Reproduce the listing below character for character; drop every image.

◆ **Data for the task**:
------

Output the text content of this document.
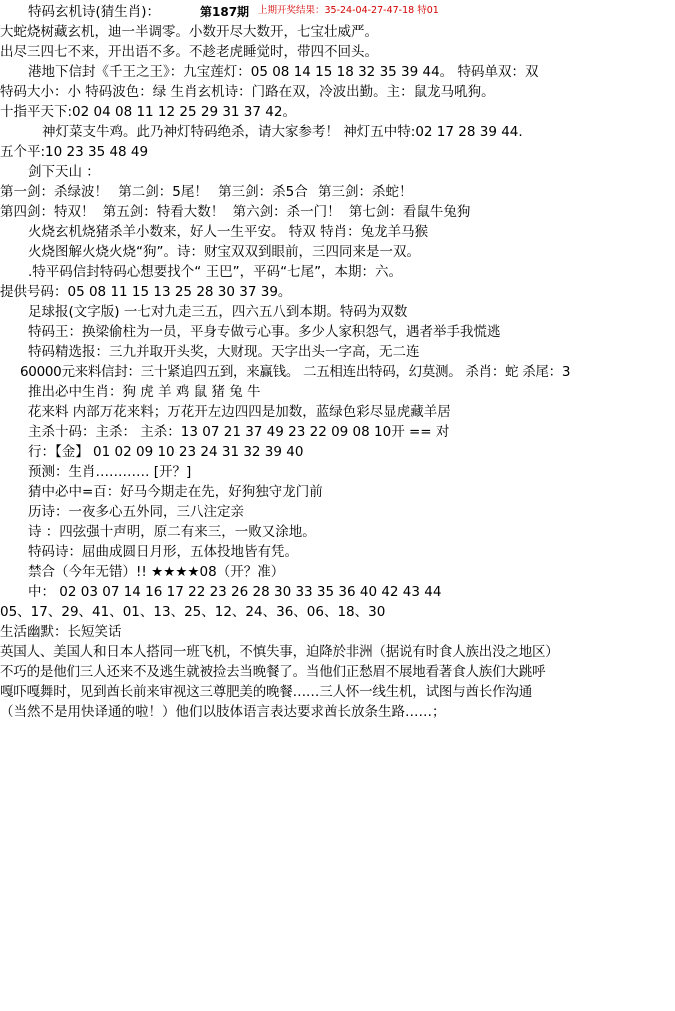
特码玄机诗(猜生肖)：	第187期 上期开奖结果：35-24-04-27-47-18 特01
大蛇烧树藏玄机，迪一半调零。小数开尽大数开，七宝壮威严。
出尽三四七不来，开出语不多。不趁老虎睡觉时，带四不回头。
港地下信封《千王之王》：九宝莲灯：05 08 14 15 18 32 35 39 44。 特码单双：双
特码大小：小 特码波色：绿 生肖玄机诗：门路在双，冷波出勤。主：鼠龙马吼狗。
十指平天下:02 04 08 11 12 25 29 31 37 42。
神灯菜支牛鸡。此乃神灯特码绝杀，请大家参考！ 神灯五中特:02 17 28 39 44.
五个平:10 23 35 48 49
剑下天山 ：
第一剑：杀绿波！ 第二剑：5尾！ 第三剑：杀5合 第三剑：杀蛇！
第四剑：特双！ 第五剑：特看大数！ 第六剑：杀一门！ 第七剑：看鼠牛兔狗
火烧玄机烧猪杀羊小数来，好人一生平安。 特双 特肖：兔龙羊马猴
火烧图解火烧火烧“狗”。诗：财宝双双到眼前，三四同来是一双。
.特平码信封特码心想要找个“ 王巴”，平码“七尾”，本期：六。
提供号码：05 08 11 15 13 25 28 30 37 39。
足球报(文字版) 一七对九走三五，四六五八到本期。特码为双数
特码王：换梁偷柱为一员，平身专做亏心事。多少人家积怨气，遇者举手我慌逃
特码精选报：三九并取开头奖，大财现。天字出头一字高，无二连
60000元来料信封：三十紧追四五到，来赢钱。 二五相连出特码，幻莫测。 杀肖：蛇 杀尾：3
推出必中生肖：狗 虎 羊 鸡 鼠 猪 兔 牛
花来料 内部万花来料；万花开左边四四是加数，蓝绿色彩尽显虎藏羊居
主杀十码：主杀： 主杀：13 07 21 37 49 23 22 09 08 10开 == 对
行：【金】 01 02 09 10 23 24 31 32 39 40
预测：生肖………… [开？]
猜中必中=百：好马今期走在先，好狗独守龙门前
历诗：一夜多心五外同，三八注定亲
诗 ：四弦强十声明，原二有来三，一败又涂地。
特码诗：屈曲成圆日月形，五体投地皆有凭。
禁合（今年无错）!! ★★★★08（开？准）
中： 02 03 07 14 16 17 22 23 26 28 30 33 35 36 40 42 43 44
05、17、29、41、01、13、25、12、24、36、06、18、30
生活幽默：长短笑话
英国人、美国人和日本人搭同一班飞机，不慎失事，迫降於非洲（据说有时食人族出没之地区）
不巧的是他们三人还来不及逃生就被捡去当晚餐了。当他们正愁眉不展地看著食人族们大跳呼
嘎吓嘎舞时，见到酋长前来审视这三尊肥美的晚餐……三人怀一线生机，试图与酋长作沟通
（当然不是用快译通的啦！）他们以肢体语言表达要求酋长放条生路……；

------

◆ **Full solution**:
Output the text content of this document.
特码玄机诗(猜生肖)：	第187期 上期开奖结果：35-24-04-27-47-18 特01
大蛇烧树藏玄机，迪一半调零。小数开尽大数开，七宝壮威严。
出尽三四七不来，开出语不多。不趁老虎睡觉时，带四不回头。
港地下信封《千王之王》：九宝莲灯：05 08 14 15 18 32 35 39 44。 特码单双：双
特码大小：小 特码波色：绿 生肖玄机诗：门路在双，冷波出勤。主：鼠龙马吼狗。
十指平天下:02 04 08 11 12 25 29 31 37 42。
神灯菜支牛鸡。此乃神灯特码绝杀，请大家参考！ 神灯五中特:02 17 28 39 44.
五个平:10 23 35 48 49
剑下天山 ：
第一剑：杀绿波！ 第二剑：5尾！ 第三剑：杀5合 第三剑：杀蛇！
第四剑：特双！ 第五剑：特看大数！ 第六剑：杀一门！ 第七剑：看鼠牛兔狗
火烧玄机烧猪杀羊小数来，好人一生平安。 特双 特肖：兔龙羊马猴
火烧图解火烧火烧“狗”。诗：财宝双双到眼前，三四同来是一双。
.特平码信封特码心想要找个“ 王巴”，平码“七尾”，本期：六。
提供号码：05 08 11 15 13 25 28 30 37 39。
足球报(文字版) 一七对九走三五，四六五八到本期。特码为双数
特码王：换梁偷柱为一员，平身专做亏心事。多少人家积怨气，遇者举手我慌逃
特码精选报：三九并取开头奖，大财现。天字出头一字高，无二连
60000元来料信封：三十紧追四五到，来赢钱。 二五相连出特码，幻莫测。 杀肖：蛇 杀尾：3
推出必中生肖：狗 虎 羊 鸡 鼠 猪 兔 牛
花来料 内部万花来料；万花开左边四四是加数，蓝绿色彩尽显虎藏羊居
主杀十码：主杀： 主杀：13 07 21 37 49 23 22 09 08 10开 == 对
行：【金】 01 02 09 10 23 24 31 32 39 40
预测：生肖………… [开？]
猜中必中=百：好马今期走在先，好狗独守龙门前
历诗：一夜多心五外同，三八注定亲
诗 ：四弦强十声明，原二有来三，一败又涂地。
特码诗：屈曲成圆日月形，五体投地皆有凭。
禁合（今年无错）!! ★★★★08（开？准）
中： 02 03 07 14 16 17 22 23 26 28 30 33 35 36 40 42 43 44
05、17、29、41、01、13、25、12、24、36、06、18、30
生活幽默：长短笑话
英国人、美国人和日本人搭同一班飞机，不慎失事，迫降於非洲（据说有时食人族出没之地区）
不巧的是他们三人还来不及逃生就被捡去当晚餐了。当他们正愁眉不展地看著食人族们大跳呼
嘎吓嘎舞时，见到酋长前来审视这三尊肥美的晚餐……三人怀一线生机，试图与酋长作沟通
（当然不是用快译通的啦！）他们以肢体语言表达要求酋长放条生路……；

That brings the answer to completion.